- Records provided -
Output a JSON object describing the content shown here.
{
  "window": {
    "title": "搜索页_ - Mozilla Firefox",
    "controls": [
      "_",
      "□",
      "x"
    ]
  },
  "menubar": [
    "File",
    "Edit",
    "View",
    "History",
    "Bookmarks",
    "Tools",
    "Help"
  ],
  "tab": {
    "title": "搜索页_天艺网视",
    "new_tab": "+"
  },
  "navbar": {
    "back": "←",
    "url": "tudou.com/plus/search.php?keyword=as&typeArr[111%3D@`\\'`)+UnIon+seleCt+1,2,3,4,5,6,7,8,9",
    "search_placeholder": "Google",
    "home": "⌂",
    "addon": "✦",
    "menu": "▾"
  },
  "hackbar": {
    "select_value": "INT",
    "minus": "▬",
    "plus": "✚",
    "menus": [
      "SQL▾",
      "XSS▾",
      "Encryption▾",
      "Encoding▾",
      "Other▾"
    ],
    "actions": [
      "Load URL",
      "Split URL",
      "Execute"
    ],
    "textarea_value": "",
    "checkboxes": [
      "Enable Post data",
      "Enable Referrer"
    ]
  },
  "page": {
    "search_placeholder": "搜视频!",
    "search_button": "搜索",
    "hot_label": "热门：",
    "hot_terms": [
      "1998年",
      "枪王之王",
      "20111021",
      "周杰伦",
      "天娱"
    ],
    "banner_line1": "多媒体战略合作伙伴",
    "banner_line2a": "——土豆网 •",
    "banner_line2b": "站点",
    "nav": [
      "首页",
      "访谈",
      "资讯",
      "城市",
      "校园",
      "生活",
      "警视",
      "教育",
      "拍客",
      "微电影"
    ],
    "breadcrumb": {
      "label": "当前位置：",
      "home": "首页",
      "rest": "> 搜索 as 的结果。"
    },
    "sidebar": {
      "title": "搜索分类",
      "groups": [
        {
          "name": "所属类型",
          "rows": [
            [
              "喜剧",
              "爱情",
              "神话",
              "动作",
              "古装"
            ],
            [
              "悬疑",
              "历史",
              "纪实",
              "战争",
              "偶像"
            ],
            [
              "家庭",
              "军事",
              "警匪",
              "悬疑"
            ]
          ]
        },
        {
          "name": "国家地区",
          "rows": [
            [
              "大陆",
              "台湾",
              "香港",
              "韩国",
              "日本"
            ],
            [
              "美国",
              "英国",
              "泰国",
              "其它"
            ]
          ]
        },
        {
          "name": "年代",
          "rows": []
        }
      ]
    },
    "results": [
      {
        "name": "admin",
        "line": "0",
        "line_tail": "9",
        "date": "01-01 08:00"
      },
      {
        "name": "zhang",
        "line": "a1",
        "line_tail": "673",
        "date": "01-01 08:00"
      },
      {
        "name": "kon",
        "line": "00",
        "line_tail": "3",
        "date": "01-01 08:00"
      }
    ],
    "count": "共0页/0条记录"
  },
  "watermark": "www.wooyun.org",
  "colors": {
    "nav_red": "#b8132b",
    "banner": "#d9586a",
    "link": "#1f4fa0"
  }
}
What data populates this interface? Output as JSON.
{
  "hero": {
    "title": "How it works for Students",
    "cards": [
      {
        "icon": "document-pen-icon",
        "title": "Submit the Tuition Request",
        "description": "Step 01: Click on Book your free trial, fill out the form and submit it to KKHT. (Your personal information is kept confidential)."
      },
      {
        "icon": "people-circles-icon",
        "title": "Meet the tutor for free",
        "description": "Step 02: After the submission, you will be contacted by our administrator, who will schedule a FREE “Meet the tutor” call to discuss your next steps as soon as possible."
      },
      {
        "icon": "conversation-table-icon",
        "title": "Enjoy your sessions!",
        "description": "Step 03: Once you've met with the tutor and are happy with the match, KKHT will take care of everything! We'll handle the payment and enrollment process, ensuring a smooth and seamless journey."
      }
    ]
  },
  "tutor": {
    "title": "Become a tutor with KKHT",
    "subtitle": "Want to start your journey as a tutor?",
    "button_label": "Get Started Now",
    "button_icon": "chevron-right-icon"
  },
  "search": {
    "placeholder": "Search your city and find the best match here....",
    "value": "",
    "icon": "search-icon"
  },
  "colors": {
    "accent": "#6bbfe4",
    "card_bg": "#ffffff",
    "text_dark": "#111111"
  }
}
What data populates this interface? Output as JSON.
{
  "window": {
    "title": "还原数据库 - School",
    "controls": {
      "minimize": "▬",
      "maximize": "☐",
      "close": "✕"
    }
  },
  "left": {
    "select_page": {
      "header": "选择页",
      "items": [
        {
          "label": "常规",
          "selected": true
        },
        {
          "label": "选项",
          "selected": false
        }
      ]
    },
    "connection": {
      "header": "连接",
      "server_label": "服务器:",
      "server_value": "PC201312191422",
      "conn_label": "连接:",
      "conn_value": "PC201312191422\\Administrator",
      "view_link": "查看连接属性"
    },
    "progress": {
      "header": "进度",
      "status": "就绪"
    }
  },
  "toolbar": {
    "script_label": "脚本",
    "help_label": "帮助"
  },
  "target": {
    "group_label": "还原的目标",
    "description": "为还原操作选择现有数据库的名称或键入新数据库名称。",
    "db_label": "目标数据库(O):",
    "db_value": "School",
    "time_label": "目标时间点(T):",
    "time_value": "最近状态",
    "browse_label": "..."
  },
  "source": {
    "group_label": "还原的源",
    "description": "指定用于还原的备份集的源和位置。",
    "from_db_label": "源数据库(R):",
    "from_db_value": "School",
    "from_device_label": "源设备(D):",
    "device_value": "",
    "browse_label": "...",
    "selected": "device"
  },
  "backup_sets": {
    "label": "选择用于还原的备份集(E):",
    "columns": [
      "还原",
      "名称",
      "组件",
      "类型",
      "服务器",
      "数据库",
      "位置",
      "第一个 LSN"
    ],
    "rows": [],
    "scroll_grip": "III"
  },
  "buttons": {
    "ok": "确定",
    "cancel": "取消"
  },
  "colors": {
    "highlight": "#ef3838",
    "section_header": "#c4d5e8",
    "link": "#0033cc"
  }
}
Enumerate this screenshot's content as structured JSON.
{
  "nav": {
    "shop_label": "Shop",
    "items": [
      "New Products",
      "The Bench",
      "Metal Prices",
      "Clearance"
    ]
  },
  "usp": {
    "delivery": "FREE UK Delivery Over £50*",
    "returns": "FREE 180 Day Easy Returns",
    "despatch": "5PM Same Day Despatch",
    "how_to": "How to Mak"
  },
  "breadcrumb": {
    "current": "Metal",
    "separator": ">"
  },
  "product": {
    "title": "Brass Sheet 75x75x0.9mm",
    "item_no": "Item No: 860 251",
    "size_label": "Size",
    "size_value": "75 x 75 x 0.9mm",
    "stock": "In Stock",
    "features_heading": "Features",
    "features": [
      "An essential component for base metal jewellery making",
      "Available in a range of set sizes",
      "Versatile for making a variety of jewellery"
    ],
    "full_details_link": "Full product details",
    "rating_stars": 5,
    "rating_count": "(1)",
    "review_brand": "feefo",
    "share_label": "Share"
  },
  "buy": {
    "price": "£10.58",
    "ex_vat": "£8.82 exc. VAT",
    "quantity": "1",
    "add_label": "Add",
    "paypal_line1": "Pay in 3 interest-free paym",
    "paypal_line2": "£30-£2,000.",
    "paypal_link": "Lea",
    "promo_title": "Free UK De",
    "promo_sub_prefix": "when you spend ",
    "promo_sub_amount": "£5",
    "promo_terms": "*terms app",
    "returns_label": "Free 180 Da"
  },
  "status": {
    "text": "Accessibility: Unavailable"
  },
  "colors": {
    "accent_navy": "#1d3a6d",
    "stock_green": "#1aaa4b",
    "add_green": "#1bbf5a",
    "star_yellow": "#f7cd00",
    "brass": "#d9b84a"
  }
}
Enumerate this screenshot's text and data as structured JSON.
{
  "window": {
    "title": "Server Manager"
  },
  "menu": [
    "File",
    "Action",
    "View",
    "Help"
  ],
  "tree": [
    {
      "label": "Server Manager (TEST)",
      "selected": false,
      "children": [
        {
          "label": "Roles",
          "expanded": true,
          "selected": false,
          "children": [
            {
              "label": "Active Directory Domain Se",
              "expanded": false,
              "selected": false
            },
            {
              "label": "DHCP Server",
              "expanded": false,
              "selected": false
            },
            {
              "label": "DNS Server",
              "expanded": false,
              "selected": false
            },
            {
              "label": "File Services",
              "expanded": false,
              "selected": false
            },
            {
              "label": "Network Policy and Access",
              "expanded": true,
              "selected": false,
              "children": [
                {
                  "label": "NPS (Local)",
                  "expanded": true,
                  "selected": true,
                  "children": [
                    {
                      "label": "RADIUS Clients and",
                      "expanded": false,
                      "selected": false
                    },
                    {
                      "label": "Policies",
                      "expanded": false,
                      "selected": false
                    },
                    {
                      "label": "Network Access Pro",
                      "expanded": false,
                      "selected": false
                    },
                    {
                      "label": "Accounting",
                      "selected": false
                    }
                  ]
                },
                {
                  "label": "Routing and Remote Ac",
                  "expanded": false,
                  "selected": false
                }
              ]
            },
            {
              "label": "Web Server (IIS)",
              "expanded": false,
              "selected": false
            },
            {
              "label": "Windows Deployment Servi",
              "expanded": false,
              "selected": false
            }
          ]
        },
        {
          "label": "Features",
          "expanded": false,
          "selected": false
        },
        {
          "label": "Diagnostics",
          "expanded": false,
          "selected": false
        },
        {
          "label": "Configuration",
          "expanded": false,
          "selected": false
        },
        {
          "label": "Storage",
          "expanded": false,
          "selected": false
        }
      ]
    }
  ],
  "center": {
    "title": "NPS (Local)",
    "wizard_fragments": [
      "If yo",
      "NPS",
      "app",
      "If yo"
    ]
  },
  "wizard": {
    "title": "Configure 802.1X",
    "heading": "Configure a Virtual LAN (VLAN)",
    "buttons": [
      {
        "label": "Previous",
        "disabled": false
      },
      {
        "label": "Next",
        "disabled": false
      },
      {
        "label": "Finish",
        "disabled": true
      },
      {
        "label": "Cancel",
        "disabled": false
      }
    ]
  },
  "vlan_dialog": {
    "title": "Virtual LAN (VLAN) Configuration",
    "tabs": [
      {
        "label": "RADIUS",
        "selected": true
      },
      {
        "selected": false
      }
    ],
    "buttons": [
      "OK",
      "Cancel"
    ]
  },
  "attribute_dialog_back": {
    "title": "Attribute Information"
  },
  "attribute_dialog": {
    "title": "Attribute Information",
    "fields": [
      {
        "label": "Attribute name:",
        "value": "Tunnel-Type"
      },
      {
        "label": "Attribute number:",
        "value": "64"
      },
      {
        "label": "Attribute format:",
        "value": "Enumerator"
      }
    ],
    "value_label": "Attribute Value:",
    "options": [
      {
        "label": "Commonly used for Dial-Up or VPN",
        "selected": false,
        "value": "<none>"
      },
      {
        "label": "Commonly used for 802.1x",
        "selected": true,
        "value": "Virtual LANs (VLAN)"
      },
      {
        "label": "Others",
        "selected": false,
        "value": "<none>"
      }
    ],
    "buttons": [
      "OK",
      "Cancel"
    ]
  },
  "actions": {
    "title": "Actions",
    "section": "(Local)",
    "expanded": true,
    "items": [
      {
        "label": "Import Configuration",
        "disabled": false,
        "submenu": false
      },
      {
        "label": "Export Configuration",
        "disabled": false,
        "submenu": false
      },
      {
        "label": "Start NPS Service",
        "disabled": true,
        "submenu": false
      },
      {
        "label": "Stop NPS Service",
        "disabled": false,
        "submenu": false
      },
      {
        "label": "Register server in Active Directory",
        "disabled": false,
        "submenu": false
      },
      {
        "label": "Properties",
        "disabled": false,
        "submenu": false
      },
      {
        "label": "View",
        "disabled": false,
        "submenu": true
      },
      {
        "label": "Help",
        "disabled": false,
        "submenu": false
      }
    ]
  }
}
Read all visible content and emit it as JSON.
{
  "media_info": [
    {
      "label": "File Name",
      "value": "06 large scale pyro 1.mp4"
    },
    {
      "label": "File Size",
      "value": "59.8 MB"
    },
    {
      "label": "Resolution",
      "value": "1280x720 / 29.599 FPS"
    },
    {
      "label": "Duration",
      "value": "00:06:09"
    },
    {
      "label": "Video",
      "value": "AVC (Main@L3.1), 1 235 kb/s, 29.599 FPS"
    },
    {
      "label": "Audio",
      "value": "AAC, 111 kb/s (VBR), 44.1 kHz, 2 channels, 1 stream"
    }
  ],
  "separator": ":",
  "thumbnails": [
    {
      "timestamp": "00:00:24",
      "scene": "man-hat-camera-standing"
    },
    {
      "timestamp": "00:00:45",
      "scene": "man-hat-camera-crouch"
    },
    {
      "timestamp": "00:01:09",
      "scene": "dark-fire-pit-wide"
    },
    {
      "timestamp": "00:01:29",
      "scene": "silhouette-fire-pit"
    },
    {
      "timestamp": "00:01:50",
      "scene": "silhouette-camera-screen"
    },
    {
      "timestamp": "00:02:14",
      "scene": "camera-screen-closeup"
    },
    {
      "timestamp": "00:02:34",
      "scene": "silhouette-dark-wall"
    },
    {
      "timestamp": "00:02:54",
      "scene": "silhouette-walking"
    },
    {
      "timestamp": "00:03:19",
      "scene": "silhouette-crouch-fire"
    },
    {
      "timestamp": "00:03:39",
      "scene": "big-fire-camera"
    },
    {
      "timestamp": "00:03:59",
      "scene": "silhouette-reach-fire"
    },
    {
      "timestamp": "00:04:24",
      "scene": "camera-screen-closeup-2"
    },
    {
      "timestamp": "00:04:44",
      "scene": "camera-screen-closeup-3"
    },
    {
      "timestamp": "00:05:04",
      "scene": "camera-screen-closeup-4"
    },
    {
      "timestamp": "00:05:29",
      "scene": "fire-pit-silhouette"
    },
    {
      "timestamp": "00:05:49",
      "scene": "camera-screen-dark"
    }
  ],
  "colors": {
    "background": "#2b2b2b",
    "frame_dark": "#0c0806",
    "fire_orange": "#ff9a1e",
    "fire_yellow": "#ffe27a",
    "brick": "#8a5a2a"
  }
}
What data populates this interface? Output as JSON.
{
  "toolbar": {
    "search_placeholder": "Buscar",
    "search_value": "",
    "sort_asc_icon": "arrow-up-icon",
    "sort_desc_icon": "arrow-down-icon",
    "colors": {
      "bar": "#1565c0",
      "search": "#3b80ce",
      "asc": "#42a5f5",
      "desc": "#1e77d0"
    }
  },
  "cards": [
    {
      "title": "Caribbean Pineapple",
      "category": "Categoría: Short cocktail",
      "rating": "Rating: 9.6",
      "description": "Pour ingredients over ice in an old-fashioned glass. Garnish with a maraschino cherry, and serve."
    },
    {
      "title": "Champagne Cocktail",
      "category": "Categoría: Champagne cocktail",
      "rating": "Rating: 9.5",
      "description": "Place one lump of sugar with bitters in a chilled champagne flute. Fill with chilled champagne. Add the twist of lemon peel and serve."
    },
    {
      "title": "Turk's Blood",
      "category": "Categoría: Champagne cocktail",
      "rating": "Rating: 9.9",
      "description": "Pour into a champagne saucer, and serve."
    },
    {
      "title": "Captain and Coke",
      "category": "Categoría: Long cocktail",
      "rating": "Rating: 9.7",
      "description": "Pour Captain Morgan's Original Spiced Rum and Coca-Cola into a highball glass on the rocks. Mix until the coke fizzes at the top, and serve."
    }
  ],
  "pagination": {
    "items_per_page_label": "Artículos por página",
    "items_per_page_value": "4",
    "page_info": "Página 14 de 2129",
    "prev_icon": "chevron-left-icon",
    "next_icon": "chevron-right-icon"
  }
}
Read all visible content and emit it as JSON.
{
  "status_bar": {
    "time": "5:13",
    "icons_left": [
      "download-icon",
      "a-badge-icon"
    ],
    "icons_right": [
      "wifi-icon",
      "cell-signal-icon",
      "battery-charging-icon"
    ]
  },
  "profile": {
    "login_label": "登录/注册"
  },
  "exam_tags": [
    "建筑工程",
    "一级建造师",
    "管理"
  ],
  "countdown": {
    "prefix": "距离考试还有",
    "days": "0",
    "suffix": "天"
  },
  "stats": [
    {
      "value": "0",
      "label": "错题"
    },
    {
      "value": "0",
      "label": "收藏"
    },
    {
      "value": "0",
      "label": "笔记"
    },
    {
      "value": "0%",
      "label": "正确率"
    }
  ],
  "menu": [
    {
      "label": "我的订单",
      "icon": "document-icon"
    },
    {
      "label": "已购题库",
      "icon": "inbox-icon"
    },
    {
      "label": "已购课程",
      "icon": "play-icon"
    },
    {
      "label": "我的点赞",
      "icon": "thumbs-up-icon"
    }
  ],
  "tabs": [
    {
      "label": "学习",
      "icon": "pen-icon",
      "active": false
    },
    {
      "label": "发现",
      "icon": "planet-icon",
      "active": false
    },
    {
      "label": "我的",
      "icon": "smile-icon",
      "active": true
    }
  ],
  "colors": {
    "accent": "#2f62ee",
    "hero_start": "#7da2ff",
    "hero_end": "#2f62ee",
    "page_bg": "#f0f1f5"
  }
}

- Problem details -
Extract each line from the listing that holds the word "true".

- Reply -
          "selected": true
          "expanded": true,
              "expanded": true,
                  "expanded": true,
                  "selected": true,
        "disabled": true
        "selected": true
        "selected": true,
    "expanded": true,
        "disabled": true,
        "submenu": true
      "active": true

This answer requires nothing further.